─── INFORMATION SUPPLIED

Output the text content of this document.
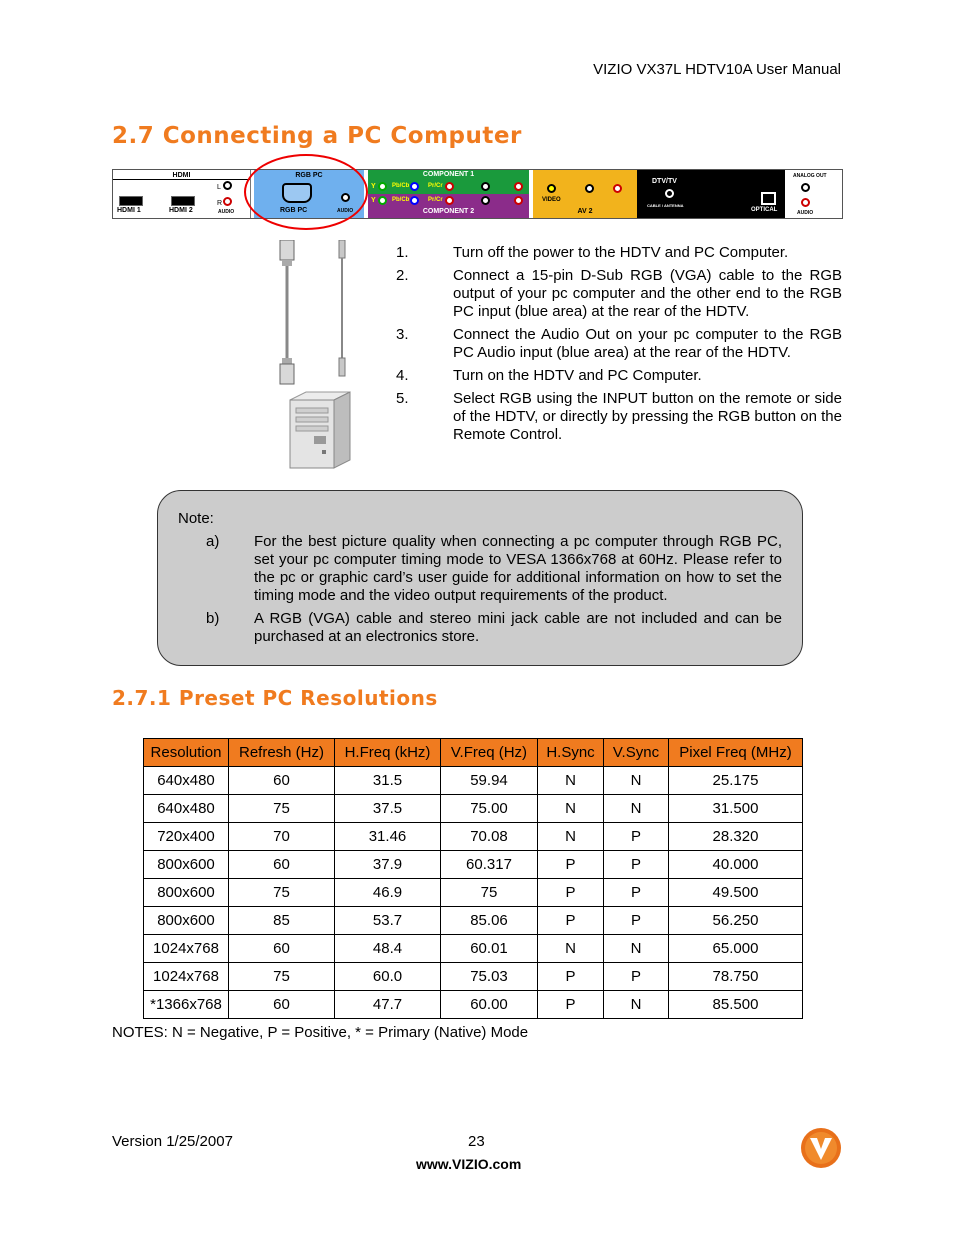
VIZIO VX37L HDTV10A User Manual
2.7 Connecting a PC Computer
HDMI
HDMI 1	HDMI 2
L
R
AUDIO
RGB PC
RGB PC	AUDIO
COMPONENT 1
COMPONENT 2
Y	Pb/Cb	Pr/Cr
Y	Pb/Cb	Pr/Cr	VIDEO
AV 2
DTV/TV
CABLE / ANTENNA
OPTICAL
ANALOG OUT
AUDIO
1.	Turn off the power to the HDTV and PC Computer.
2.	Connect a 15-pin D-Sub RGB (VGA) cable to the RGB output of your pc computer and the other end to the RGB PC input (blue area) at the rear of the HDTV.
3.	Connect the Audio Out on your pc computer to the RGB PC Audio input (blue area) at the rear of the HDTV.
4.	Turn on the HDTV and PC Computer.
5.	Select RGB using the INPUT button on the remote or side of the HDTV, or directly by pressing the RGB button on the Remote Control.
Note:
a)	For the best picture quality when connecting a pc computer through RGB PC, set your pc computer timing mode to VESA 1366x768 at 60Hz. Please refer to the pc or graphic card’s user guide for additional information on how to set the timing mode and the video output requirements of the product.
b)	A RGB (VGA) cable and stereo mini jack cable are not included and can be purchased at an electronics store.
2.7.1 Preset PC Resolutions
Resolution	Refresh (Hz)	H.Freq (kHz)	V.Freq (Hz)	H.Sync	V.Sync	Pixel Freq (MHz)
640x480	60	31.5	59.94	N	N	25.175
640x480	75	37.5	75.00	N	N	31.500
720x400	70	31.46	70.08	N	P	28.320
800x600	60	37.9	60.317	P	P	40.000
800x600	75	46.9	75	P	P	49.500
800x600	85	53.7	85.06	P	P	56.250
1024x768	60	48.4	60.01	N	N	65.000
1024x768	75	60.0	75.03	P	P	78.750
*1366x768	60	47.7	60.00	P	N	85.500
NOTES: N = Negative, P = Positive, * = Primary (Native) Mode
Version 1/25/2007	23
www.VIZIO.com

──────

→ WHAT THE TASK ASKS:
All of the entries above should be duplicated exactly, except for the pictures.

→ THE SOLUTION:
Output the text content of this document.
VIZIO VX37L HDTV10A User Manual
2.7 Connecting a PC Computer
HDMI
HDMI 1	HDMI 2
L
R
AUDIO
RGB PC
RGB PC	AUDIO
COMPONENT 1
COMPONENT 2
Y	Pb/Cb	Pr/Cr
Y	Pb/Cb	Pr/Cr	VIDEO
AV 2
DTV/TV
CABLE / ANTENNA
OPTICAL
ANALOG OUT
AUDIO
1.	Turn off the power to the HDTV and PC Computer.
2.	Connect a 15-pin D-Sub RGB (VGA) cable to the RGB output of your pc computer and the other end to the RGB PC input (blue area) at the rear of the HDTV.
3.	Connect the Audio Out on your pc computer to the RGB PC Audio input (blue area) at the rear of the HDTV.
4.	Turn on the HDTV and PC Computer.
5.	Select RGB using the INPUT button on the remote or side of the HDTV, or directly by pressing the RGB button on the Remote Control.
Note:
a)	For the best picture quality when connecting a pc computer through RGB PC, set your pc computer timing mode to VESA 1366x768 at 60Hz. Please refer to the pc or graphic card’s user guide for additional information on how to set the timing mode and the video output requirements of the product.
b)	A RGB (VGA) cable and stereo mini jack cable are not included and can be purchased at an electronics store.
2.7.1 Preset PC Resolutions
Resolution	Refresh (Hz)	H.Freq (kHz)	V.Freq (Hz)	H.Sync	V.Sync	Pixel Freq (MHz)
640x480	60	31.5	59.94	N	N	25.175
640x480	75	37.5	75.00	N	N	31.500
720x400	70	31.46	70.08	N	P	28.320
800x600	60	37.9	60.317	P	P	40.000
800x600	75	46.9	75	P	P	49.500
800x600	85	53.7	85.06	P	P	56.250
1024x768	60	48.4	60.01	N	N	65.000
1024x768	75	60.0	75.03	P	P	78.750
*1366x768	60	47.7	60.00	P	N	85.500
NOTES: N = Negative, P = Positive, * = Primary (Native) Mode
Version 1/25/2007	23
www.VIZIO.com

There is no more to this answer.